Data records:
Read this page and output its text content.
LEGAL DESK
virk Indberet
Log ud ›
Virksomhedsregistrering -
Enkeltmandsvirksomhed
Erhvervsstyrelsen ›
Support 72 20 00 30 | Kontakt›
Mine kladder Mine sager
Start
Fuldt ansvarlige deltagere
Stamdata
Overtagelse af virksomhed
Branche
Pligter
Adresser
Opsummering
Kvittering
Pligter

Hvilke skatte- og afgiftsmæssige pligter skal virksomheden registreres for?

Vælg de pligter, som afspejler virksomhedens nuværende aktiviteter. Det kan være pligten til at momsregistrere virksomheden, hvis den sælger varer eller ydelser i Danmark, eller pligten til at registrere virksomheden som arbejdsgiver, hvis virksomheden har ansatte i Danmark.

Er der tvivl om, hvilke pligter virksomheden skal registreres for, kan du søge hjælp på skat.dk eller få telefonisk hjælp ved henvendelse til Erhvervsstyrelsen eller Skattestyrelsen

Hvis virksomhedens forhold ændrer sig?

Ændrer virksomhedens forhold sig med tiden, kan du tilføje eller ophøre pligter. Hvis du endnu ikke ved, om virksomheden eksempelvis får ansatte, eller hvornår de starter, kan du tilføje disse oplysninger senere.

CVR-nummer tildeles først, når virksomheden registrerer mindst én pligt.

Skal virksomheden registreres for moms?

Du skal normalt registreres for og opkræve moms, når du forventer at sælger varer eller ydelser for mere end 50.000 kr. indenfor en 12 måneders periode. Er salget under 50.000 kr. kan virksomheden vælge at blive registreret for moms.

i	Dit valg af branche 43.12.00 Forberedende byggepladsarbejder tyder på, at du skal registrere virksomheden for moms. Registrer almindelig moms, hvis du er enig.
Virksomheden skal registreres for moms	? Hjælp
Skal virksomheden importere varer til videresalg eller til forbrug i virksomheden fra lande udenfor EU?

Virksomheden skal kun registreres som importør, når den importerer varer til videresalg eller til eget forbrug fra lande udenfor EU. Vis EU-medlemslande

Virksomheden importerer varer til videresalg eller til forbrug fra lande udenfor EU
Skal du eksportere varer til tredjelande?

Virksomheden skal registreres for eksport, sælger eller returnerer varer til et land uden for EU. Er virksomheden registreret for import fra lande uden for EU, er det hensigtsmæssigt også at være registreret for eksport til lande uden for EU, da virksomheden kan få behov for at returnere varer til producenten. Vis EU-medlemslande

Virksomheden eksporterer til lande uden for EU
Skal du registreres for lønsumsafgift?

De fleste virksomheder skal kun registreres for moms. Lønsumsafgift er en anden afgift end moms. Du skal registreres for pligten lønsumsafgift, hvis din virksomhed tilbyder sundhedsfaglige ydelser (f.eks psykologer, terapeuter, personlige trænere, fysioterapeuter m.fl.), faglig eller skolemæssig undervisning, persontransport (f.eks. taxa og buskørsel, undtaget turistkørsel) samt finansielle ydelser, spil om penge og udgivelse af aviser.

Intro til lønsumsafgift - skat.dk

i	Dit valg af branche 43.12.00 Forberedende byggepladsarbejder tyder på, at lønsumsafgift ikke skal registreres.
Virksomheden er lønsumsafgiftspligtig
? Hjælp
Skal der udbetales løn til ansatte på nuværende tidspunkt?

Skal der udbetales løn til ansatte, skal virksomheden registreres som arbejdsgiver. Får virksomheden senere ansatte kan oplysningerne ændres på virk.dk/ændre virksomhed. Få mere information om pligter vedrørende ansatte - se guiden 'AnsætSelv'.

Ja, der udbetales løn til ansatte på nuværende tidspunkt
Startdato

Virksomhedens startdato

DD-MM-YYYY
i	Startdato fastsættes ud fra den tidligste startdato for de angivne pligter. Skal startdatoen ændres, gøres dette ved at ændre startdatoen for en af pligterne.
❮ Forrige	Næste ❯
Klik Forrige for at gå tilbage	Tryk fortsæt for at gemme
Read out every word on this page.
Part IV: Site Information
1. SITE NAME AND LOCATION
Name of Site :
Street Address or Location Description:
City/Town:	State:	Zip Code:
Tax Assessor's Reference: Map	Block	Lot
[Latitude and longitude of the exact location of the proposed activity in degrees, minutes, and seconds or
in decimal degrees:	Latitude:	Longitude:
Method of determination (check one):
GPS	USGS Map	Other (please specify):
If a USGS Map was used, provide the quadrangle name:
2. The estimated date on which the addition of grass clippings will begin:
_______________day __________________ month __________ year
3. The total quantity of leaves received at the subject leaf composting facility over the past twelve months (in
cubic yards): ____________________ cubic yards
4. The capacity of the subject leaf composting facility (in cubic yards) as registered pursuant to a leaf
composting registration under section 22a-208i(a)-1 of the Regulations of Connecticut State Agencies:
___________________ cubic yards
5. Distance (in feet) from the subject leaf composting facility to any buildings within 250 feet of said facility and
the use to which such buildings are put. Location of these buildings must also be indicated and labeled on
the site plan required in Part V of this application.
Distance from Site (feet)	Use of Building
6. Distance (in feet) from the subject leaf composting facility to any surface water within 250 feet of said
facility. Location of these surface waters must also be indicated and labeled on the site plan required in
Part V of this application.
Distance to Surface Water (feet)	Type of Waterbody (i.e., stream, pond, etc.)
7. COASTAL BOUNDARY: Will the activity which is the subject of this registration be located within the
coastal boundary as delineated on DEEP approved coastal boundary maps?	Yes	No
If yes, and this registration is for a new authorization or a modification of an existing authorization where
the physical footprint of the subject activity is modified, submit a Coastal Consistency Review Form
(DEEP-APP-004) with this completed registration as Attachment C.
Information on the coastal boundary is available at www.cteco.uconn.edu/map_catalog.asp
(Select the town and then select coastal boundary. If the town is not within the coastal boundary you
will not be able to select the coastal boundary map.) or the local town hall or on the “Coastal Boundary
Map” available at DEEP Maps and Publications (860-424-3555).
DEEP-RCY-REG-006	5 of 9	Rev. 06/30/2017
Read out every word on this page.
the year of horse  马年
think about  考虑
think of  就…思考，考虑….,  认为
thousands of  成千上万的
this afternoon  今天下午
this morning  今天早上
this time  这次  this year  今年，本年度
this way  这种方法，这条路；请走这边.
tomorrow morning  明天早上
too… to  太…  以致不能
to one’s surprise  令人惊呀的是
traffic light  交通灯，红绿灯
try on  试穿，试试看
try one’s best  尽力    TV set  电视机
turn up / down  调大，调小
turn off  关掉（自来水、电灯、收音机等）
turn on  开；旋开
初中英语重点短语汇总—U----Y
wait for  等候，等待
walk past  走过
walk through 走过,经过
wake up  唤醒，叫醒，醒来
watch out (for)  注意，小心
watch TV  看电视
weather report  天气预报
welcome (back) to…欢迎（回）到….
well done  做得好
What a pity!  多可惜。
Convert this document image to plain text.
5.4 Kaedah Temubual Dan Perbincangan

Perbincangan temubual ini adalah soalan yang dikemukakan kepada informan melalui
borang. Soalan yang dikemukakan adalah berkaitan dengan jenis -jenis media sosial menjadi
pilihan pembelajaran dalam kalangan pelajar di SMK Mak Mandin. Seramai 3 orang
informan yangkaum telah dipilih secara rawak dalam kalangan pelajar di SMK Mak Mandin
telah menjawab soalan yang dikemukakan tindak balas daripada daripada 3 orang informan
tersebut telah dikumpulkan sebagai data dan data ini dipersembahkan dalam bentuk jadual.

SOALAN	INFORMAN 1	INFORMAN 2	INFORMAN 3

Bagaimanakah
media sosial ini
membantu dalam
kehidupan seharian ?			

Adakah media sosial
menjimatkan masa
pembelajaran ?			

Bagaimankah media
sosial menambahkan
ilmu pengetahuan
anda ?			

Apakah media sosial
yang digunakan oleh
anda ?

== Task instructions ==
Identify the lines that hold the word "pelajar". Copy every one of them.

== Reply ==
pilihan pembelajaran dalam kalangan pelajar di SMK Mak Mandin. Seramai 3 orang
informan yangkaum telah dipilih secara rawak dalam kalangan pelajar di SMK Mak Mandin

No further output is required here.